■ Task details: Quote, verbatim, all material below, without pictures.

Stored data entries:

-- start --

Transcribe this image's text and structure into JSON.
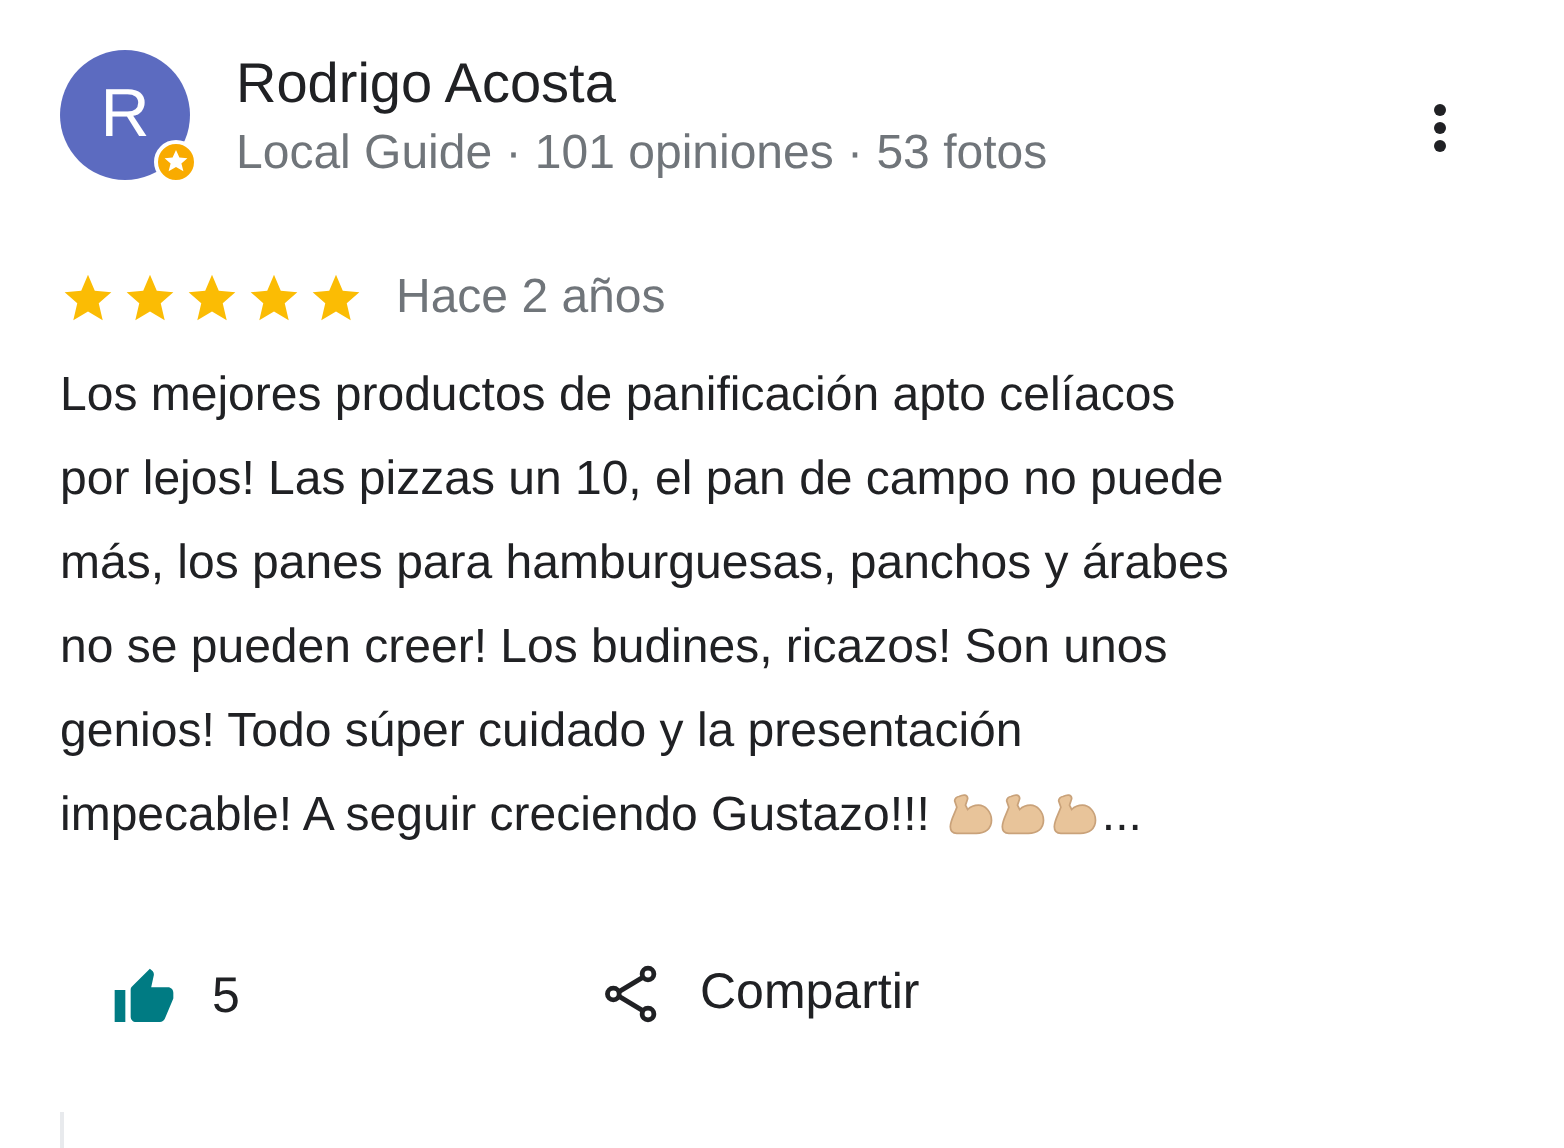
{
  "reviewer": {
    "avatar_letter": "R",
    "name": "Rodrigo Acosta",
    "subtitle": "Local Guide · 101 opiniones · 53 fotos"
  },
  "review": {
    "stars": 5,
    "time": "Hace 2 años",
    "lines": [
      "Los mejores productos de panificación apto celíacos",
      "por lejos! Las pizzas un 10, el pan de campo no puede",
      "más, los panes para hamburguesas, panchos y árabes",
      "no se pueden creer! Los budines, ricazos! Son unos",
      "genios! Todo súper cuidado y la presentación",
      "impecable! A seguir creciendo Gustazo!!!"
    ],
    "ellipsis": "..."
  },
  "actions": {
    "likes": "5",
    "share": "Compartir"
  }
}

-- end --

■ Response to the task:
Transcribe this image's text and structure into JSON.
{
  "reviewer": {
    "avatar_letter": "R",
    "name": "Rodrigo Acosta",
    "subtitle": "Local Guide · 101 opiniones · 53 fotos"
  },
  "review": {
    "stars": 5,
    "time": "Hace 2 años",
    "lines": [
      "Los mejores productos de panificación apto celíacos",
      "por lejos! Las pizzas un 10, el pan de campo no puede",
      "más, los panes para hamburguesas, panchos y árabes",
      "no se pueden creer! Los budines, ricazos! Son unos",
      "genios! Todo súper cuidado y la presentación",
      "impecable! A seguir creciendo Gustazo!!!"
    ],
    "ellipsis": "..."
  },
  "actions": {
    "likes": "5",
    "share": "Compartir"
  }
}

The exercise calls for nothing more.